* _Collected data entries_
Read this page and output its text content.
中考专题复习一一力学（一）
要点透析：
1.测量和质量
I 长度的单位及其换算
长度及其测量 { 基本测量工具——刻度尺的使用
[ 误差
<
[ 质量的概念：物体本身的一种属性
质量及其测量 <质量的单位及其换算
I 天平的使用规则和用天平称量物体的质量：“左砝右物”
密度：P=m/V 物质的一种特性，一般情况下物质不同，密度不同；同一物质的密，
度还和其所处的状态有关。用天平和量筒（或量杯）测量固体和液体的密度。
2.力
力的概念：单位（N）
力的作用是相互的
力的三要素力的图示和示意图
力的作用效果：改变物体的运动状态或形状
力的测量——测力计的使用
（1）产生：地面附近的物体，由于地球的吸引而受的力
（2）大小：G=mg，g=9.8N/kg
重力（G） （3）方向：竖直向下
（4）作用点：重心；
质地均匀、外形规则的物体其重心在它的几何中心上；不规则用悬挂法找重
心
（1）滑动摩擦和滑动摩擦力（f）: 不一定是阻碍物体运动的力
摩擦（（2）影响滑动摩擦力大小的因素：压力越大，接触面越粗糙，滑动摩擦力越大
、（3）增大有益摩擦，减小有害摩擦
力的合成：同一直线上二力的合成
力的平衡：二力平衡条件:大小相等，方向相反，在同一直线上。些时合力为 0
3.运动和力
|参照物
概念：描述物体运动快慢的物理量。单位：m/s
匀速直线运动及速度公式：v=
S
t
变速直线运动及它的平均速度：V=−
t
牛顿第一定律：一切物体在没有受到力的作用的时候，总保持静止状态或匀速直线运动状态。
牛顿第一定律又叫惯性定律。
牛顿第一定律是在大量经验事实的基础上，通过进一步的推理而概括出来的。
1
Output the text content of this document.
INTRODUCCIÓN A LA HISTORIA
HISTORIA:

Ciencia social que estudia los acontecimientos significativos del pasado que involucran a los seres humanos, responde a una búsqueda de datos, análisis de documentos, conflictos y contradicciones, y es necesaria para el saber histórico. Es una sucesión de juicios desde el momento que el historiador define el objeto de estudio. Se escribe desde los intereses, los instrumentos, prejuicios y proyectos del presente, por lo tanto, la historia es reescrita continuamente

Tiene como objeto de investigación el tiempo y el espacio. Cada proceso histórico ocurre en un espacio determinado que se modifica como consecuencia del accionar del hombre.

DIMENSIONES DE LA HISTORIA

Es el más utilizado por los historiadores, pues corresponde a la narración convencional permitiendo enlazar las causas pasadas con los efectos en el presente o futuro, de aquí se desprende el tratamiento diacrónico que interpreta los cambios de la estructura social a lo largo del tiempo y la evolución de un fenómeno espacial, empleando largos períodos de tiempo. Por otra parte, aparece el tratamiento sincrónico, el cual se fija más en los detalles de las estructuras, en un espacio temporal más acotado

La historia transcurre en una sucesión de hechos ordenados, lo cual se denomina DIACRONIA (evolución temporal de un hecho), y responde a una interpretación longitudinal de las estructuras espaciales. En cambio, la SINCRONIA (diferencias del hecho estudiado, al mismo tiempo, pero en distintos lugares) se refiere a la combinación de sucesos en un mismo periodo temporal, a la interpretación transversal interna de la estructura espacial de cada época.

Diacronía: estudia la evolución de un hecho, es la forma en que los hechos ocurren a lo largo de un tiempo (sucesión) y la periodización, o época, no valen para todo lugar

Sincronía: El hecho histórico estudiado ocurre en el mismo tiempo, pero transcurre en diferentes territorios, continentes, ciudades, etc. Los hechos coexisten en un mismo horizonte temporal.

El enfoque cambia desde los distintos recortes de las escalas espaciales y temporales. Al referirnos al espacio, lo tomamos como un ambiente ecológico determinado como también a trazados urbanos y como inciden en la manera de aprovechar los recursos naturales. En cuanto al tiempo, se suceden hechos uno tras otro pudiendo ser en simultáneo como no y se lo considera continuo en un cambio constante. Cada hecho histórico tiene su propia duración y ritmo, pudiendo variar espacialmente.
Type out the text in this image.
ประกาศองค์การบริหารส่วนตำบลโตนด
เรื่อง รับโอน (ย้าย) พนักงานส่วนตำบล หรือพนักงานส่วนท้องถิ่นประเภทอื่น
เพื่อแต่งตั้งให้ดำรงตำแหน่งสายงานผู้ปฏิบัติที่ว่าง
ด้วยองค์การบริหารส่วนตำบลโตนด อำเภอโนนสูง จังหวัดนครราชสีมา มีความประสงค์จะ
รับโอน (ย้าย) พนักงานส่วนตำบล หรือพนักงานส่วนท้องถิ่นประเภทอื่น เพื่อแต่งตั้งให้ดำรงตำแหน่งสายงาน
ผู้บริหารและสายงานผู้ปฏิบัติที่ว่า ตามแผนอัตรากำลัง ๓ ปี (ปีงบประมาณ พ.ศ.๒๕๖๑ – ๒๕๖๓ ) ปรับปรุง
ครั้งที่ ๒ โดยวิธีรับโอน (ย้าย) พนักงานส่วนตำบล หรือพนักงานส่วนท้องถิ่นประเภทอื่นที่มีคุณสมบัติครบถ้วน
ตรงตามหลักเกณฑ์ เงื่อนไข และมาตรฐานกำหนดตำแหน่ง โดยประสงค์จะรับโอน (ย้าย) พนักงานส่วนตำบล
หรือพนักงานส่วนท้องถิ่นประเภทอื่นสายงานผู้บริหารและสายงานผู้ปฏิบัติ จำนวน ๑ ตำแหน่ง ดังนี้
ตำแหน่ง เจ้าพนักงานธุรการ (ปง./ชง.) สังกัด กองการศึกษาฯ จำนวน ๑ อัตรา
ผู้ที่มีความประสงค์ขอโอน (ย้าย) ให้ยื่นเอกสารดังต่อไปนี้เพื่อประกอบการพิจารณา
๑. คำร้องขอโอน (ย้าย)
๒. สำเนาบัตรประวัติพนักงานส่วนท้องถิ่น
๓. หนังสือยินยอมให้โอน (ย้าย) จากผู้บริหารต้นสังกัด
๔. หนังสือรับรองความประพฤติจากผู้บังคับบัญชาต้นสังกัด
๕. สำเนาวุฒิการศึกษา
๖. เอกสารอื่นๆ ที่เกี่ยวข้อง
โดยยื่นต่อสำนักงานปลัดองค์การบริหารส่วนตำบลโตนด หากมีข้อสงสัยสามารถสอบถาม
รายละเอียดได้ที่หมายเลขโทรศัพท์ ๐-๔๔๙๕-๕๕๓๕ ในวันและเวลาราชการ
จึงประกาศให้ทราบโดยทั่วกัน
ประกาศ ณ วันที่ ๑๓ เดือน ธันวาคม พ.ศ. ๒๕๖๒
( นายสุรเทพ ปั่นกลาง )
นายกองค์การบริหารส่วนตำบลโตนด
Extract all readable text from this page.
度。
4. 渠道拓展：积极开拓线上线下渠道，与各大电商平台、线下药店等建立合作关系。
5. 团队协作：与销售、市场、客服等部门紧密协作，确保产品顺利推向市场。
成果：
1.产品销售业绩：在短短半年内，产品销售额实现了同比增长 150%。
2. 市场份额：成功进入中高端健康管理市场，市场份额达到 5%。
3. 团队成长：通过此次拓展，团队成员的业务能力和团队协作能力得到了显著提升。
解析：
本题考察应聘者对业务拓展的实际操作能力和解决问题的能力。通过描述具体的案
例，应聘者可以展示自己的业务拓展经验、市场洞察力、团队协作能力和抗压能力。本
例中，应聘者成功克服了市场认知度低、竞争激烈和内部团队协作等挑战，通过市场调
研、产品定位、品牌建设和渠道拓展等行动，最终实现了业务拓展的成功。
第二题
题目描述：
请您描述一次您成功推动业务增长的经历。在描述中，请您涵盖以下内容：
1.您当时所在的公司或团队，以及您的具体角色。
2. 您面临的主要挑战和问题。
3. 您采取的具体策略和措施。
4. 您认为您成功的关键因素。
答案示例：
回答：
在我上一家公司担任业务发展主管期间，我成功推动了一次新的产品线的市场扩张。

* _YOUR OBJECTIVE_
Copy each entry exactly, with nothing added or dropped.

* _COMPLETE RESPONSE_
Read this page and output its text content.
中考专题复习一一力学（一）
要点透析：
1.测量和质量
I 长度的单位及其换算
长度及其测量 { 基本测量工具——刻度尺的使用
[ 误差
<
[ 质量的概念：物体本身的一种属性
质量及其测量 <质量的单位及其换算
I 天平的使用规则和用天平称量物体的质量：“左砝右物”
密度：P=m/V 物质的一种特性，一般情况下物质不同，密度不同；同一物质的密，
度还和其所处的状态有关。用天平和量筒（或量杯）测量固体和液体的密度。
2.力
力的概念：单位（N）
力的作用是相互的
力的三要素力的图示和示意图
力的作用效果：改变物体的运动状态或形状
力的测量——测力计的使用
（1）产生：地面附近的物体，由于地球的吸引而受的力
（2）大小：G=mg，g=9.8N/kg
重力（G） （3）方向：竖直向下
（4）作用点：重心；
质地均匀、外形规则的物体其重心在它的几何中心上；不规则用悬挂法找重
心
（1）滑动摩擦和滑动摩擦力（f）: 不一定是阻碍物体运动的力
摩擦（（2）影响滑动摩擦力大小的因素：压力越大，接触面越粗糙，滑动摩擦力越大
、（3）增大有益摩擦，减小有害摩擦
力的合成：同一直线上二力的合成
力的平衡：二力平衡条件:大小相等，方向相反，在同一直线上。些时合力为 0
3.运动和力
|参照物
概念：描述物体运动快慢的物理量。单位：m/s
匀速直线运动及速度公式：v=
S
t
变速直线运动及它的平均速度：V=−
t
牛顿第一定律：一切物体在没有受到力的作用的时候，总保持静止状态或匀速直线运动状态。
牛顿第一定律又叫惯性定律。
牛顿第一定律是在大量经验事实的基础上，通过进一步的推理而概括出来的。
1
Output the text content of this document.
INTRODUCCIÓN A LA HISTORIA
HISTORIA:

Ciencia social que estudia los acontecimientos significativos del pasado que involucran a los seres humanos, responde a una búsqueda de datos, análisis de documentos, conflictos y contradicciones, y es necesaria para el saber histórico. Es una sucesión de juicios desde el momento que el historiador define el objeto de estudio. Se escribe desde los intereses, los instrumentos, prejuicios y proyectos del presente, por lo tanto, la historia es reescrita continuamente

Tiene como objeto de investigación el tiempo y el espacio. Cada proceso histórico ocurre en un espacio determinado que se modifica como consecuencia del accionar del hombre.

DIMENSIONES DE LA HISTORIA

Es el más utilizado por los historiadores, pues corresponde a la narración convencional permitiendo enlazar las causas pasadas con los efectos en el presente o futuro, de aquí se desprende el tratamiento diacrónico que interpreta los cambios de la estructura social a lo largo del tiempo y la evolución de un fenómeno espacial, empleando largos períodos de tiempo. Por otra parte, aparece el tratamiento sincrónico, el cual se fija más en los detalles de las estructuras, en un espacio temporal más acotado

La historia transcurre en una sucesión de hechos ordenados, lo cual se denomina DIACRONIA (evolución temporal de un hecho), y responde a una interpretación longitudinal de las estructuras espaciales. En cambio, la SINCRONIA (diferencias del hecho estudiado, al mismo tiempo, pero en distintos lugares) se refiere a la combinación de sucesos en un mismo periodo temporal, a la interpretación transversal interna de la estructura espacial de cada época.

Diacronía: estudia la evolución de un hecho, es la forma en que los hechos ocurren a lo largo de un tiempo (sucesión) y la periodización, o época, no valen para todo lugar

Sincronía: El hecho histórico estudiado ocurre en el mismo tiempo, pero transcurre en diferentes territorios, continentes, ciudades, etc. Los hechos coexisten en un mismo horizonte temporal.

El enfoque cambia desde los distintos recortes de las escalas espaciales y temporales. Al referirnos al espacio, lo tomamos como un ambiente ecológico determinado como también a trazados urbanos y como inciden en la manera de aprovechar los recursos naturales. En cuanto al tiempo, se suceden hechos uno tras otro pudiendo ser en simultáneo como no y se lo considera continuo en un cambio constante. Cada hecho histórico tiene su propia duración y ritmo, pudiendo variar espacialmente.
Type out the text in this image.
ประกาศองค์การบริหารส่วนตำบลโตนด
เรื่อง รับโอน (ย้าย) พนักงานส่วนตำบล หรือพนักงานส่วนท้องถิ่นประเภทอื่น
เพื่อแต่งตั้งให้ดำรงตำแหน่งสายงานผู้ปฏิบัติที่ว่าง
ด้วยองค์การบริหารส่วนตำบลโตนด อำเภอโนนสูง จังหวัดนครราชสีมา มีความประสงค์จะ
รับโอน (ย้าย) พนักงานส่วนตำบล หรือพนักงานส่วนท้องถิ่นประเภทอื่น เพื่อแต่งตั้งให้ดำรงตำแหน่งสายงาน
ผู้บริหารและสายงานผู้ปฏิบัติที่ว่า ตามแผนอัตรากำลัง ๓ ปี (ปีงบประมาณ พ.ศ.๒๕๖๑ – ๒๕๖๓ ) ปรับปรุง
ครั้งที่ ๒ โดยวิธีรับโอน (ย้าย) พนักงานส่วนตำบล หรือพนักงานส่วนท้องถิ่นประเภทอื่นที่มีคุณสมบัติครบถ้วน
ตรงตามหลักเกณฑ์ เงื่อนไข และมาตรฐานกำหนดตำแหน่ง โดยประสงค์จะรับโอน (ย้าย) พนักงานส่วนตำบล
หรือพนักงานส่วนท้องถิ่นประเภทอื่นสายงานผู้บริหารและสายงานผู้ปฏิบัติ จำนวน ๑ ตำแหน่ง ดังนี้
ตำแหน่ง เจ้าพนักงานธุรการ (ปง./ชง.) สังกัด กองการศึกษาฯ จำนวน ๑ อัตรา
ผู้ที่มีความประสงค์ขอโอน (ย้าย) ให้ยื่นเอกสารดังต่อไปนี้เพื่อประกอบการพิจารณา
๑. คำร้องขอโอน (ย้าย)
๒. สำเนาบัตรประวัติพนักงานส่วนท้องถิ่น
๓. หนังสือยินยอมให้โอน (ย้าย) จากผู้บริหารต้นสังกัด
๔. หนังสือรับรองความประพฤติจากผู้บังคับบัญชาต้นสังกัด
๕. สำเนาวุฒิการศึกษา
๖. เอกสารอื่นๆ ที่เกี่ยวข้อง
โดยยื่นต่อสำนักงานปลัดองค์การบริหารส่วนตำบลโตนด หากมีข้อสงสัยสามารถสอบถาม
รายละเอียดได้ที่หมายเลขโทรศัพท์ ๐-๔๔๙๕-๕๕๓๕ ในวันและเวลาราชการ
จึงประกาศให้ทราบโดยทั่วกัน
ประกาศ ณ วันที่ ๑๓ เดือน ธันวาคม พ.ศ. ๒๕๖๒
( นายสุรเทพ ปั่นกลาง )
นายกองค์การบริหารส่วนตำบลโตนด
Extract all readable text from this page.
度。
4. 渠道拓展：积极开拓线上线下渠道，与各大电商平台、线下药店等建立合作关系。
5. 团队协作：与销售、市场、客服等部门紧密协作，确保产品顺利推向市场。
成果：
1.产品销售业绩：在短短半年内，产品销售额实现了同比增长 150%。
2. 市场份额：成功进入中高端健康管理市场，市场份额达到 5%。
3. 团队成长：通过此次拓展，团队成员的业务能力和团队协作能力得到了显著提升。
解析：
本题考察应聘者对业务拓展的实际操作能力和解决问题的能力。通过描述具体的案
例，应聘者可以展示自己的业务拓展经验、市场洞察力、团队协作能力和抗压能力。本
例中，应聘者成功克服了市场认知度低、竞争激烈和内部团队协作等挑战，通过市场调
研、产品定位、品牌建设和渠道拓展等行动，最终实现了业务拓展的成功。
第二题
题目描述：
请您描述一次您成功推动业务增长的经历。在描述中，请您涵盖以下内容：
1.您当时所在的公司或团队，以及您的具体角色。
2. 您面临的主要挑战和问题。
3. 您采取的具体策略和措施。
4. 您认为您成功的关键因素。
答案示例：
回答：
在我上一家公司担任业务发展主管期间，我成功推动了一次新的产品线的市场扩张。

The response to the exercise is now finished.